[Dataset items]
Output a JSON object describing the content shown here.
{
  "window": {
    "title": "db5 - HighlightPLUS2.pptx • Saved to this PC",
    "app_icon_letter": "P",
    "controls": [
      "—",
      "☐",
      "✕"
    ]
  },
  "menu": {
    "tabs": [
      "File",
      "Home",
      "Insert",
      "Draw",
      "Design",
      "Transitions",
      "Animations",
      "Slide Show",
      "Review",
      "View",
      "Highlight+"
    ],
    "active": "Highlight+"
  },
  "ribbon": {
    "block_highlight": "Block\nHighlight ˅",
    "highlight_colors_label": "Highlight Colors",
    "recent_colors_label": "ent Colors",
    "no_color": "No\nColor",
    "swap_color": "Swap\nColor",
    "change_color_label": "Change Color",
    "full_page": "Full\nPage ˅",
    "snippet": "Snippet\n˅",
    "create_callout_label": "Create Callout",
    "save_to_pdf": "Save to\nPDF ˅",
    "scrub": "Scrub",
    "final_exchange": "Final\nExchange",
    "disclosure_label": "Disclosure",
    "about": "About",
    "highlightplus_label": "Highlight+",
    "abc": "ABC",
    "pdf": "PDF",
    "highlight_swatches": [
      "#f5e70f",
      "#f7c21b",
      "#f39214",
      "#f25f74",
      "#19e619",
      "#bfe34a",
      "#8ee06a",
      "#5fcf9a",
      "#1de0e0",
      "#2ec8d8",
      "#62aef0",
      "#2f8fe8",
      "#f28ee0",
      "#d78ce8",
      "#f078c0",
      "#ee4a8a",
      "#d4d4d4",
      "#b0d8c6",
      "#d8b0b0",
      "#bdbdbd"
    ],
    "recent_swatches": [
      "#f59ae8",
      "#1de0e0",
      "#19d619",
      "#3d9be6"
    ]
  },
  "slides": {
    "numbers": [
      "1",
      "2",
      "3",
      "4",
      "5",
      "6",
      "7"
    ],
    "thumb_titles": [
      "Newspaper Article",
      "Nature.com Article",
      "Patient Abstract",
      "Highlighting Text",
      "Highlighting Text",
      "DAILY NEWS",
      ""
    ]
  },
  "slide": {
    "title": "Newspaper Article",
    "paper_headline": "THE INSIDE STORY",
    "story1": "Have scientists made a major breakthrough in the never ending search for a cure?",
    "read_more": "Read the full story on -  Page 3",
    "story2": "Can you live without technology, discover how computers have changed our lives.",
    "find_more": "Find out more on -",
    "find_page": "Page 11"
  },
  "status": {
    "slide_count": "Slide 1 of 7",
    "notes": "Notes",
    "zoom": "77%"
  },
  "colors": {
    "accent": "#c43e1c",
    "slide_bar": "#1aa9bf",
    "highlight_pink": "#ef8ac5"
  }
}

▶ **Exercise**
Go through the records and print each one exactly.

▶ **Answer to this task**
Output a JSON object describing the content shown here.
{
  "window": {
    "title": "db5 - HighlightPLUS2.pptx • Saved to this PC",
    "app_icon_letter": "P",
    "controls": [
      "—",
      "☐",
      "✕"
    ]
  },
  "menu": {
    "tabs": [
      "File",
      "Home",
      "Insert",
      "Draw",
      "Design",
      "Transitions",
      "Animations",
      "Slide Show",
      "Review",
      "View",
      "Highlight+"
    ],
    "active": "Highlight+"
  },
  "ribbon": {
    "block_highlight": "Block\nHighlight ˅",
    "highlight_colors_label": "Highlight Colors",
    "recent_colors_label": "ent Colors",
    "no_color": "No\nColor",
    "swap_color": "Swap\nColor",
    "change_color_label": "Change Color",
    "full_page": "Full\nPage ˅",
    "snippet": "Snippet\n˅",
    "create_callout_label": "Create Callout",
    "save_to_pdf": "Save to\nPDF ˅",
    "scrub": "Scrub",
    "final_exchange": "Final\nExchange",
    "disclosure_label": "Disclosure",
    "about": "About",
    "highlightplus_label": "Highlight+",
    "abc": "ABC",
    "pdf": "PDF",
    "highlight_swatches": [
      "#f5e70f",
      "#f7c21b",
      "#f39214",
      "#f25f74",
      "#19e619",
      "#bfe34a",
      "#8ee06a",
      "#5fcf9a",
      "#1de0e0",
      "#2ec8d8",
      "#62aef0",
      "#2f8fe8",
      "#f28ee0",
      "#d78ce8",
      "#f078c0",
      "#ee4a8a",
      "#d4d4d4",
      "#b0d8c6",
      "#d8b0b0",
      "#bdbdbd"
    ],
    "recent_swatches": [
      "#f59ae8",
      "#1de0e0",
      "#19d619",
      "#3d9be6"
    ]
  },
  "slides": {
    "numbers": [
      "1",
      "2",
      "3",
      "4",
      "5",
      "6",
      "7"
    ],
    "thumb_titles": [
      "Newspaper Article",
      "Nature.com Article",
      "Patient Abstract",
      "Highlighting Text",
      "Highlighting Text",
      "DAILY NEWS",
      ""
    ]
  },
  "slide": {
    "title": "Newspaper Article",
    "paper_headline": "THE INSIDE STORY",
    "story1": "Have scientists made a major breakthrough in the never ending search for a cure?",
    "read_more": "Read the full story on -  Page 3",
    "story2": "Can you live without technology, discover how computers have changed our lives.",
    "find_more": "Find out more on -",
    "find_page": "Page 11"
  },
  "status": {
    "slide_count": "Slide 1 of 7",
    "notes": "Notes",
    "zoom": "77%"
  },
  "colors": {
    "accent": "#c43e1c",
    "slide_bar": "#1aa9bf",
    "highlight_pink": "#ef8ac5"
  }
}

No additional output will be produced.